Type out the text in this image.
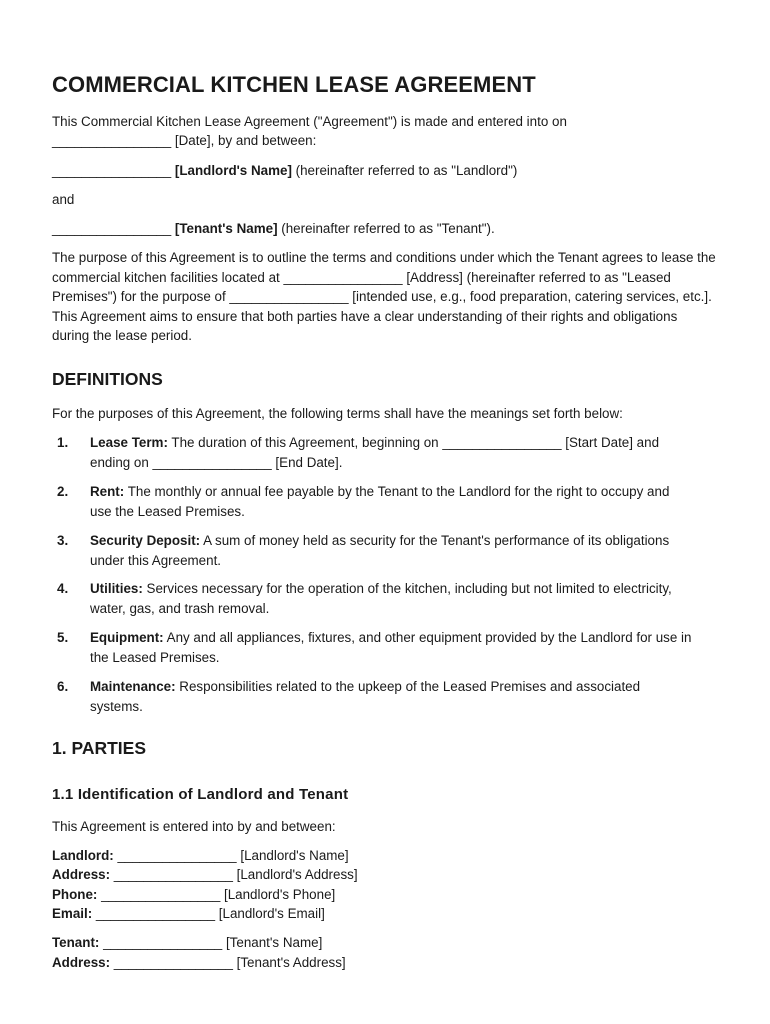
COMMERCIAL KITCHEN LEASE AGREEMENT

This Commercial Kitchen Lease Agreement ("Agreement") is made and entered into on

________________ [Date], by and between:

________________ [Landlord's Name] (hereinafter referred to as "Landlord")

and

________________ [Tenant's Name] (hereinafter referred to as "Tenant").

The purpose of this Agreement is to outline the terms and conditions under which the Tenant agrees to lease the commercial kitchen facilities located at ________________ [Address] (hereinafter referred to as "Leased Premises") for the purpose of ________________ [intended use, e.g., food preparation, catering services, etc.]. This Agreement aims to ensure that both parties have a clear understanding of their rights and obligations during the lease period.

DEFINITIONS

For the purposes of this Agreement, the following terms shall have the meanings set forth below:

1. Lease Term: The duration of this Agreement, beginning on ________________ [Start Date] and ending on ________________ [End Date].
2. Rent: The monthly or annual fee payable by the Tenant to the Landlord for the right to occupy and use the Leased Premises.
3. Security Deposit: A sum of money held as security for the Tenant's performance of its obligations under this Agreement.
4. Utilities: Services necessary for the operation of the kitchen, including but not limited to electricity, water, gas, and trash removal.
5. Equipment: Any and all appliances, fixtures, and other equipment provided by the Landlord for use in the Leased Premises.
6. Maintenance: Responsibilities related to the upkeep of the Leased Premises and associated systems.
1. PARTIES
1.1 Identification of Landlord and Tenant

This Agreement is entered into by and between:

Landlord: ________________ [Landlord's Name]
Address: ________________ [Landlord's Address]
Phone: ________________ [Landlord's Phone]
Email: ________________ [Landlord's Email]
Tenant: ________________ [Tenant's Name]
Address: ________________ [Tenant's Address]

◆ Directions for this task
Reproduce every entry word for word, but skip any pictures.

◆ Task response
Type out the text in this image.
COMMERCIAL KITCHEN LEASE AGREEMENT

This Commercial Kitchen Lease Agreement ("Agreement") is made and entered into on

________________ [Date], by and between:

________________ [Landlord's Name] (hereinafter referred to as "Landlord")

and

________________ [Tenant's Name] (hereinafter referred to as "Tenant").

The purpose of this Agreement is to outline the terms and conditions under which the Tenant agrees to lease the commercial kitchen facilities located at ________________ [Address] (hereinafter referred to as "Leased Premises") for the purpose of ________________ [intended use, e.g., food preparation, catering services, etc.]. This Agreement aims to ensure that both parties have a clear understanding of their rights and obligations during the lease period.

DEFINITIONS

For the purposes of this Agreement, the following terms shall have the meanings set forth below:

1. Lease Term: The duration of this Agreement, beginning on ________________ [Start Date] and ending on ________________ [End Date].
2. Rent: The monthly or annual fee payable by the Tenant to the Landlord for the right to occupy and use the Leased Premises.
3. Security Deposit: A sum of money held as security for the Tenant's performance of its obligations under this Agreement.
4. Utilities: Services necessary for the operation of the kitchen, including but not limited to electricity, water, gas, and trash removal.
5. Equipment: Any and all appliances, fixtures, and other equipment provided by the Landlord for use in the Leased Premises.
6. Maintenance: Responsibilities related to the upkeep of the Leased Premises and associated systems.
1. PARTIES
1.1 Identification of Landlord and Tenant

This Agreement is entered into by and between:

Landlord: ________________ [Landlord's Name]
Address: ________________ [Landlord's Address]
Phone: ________________ [Landlord's Phone]
Email: ________________ [Landlord's Email]
Tenant: ________________ [Tenant's Name]
Address: ________________ [Tenant's Address]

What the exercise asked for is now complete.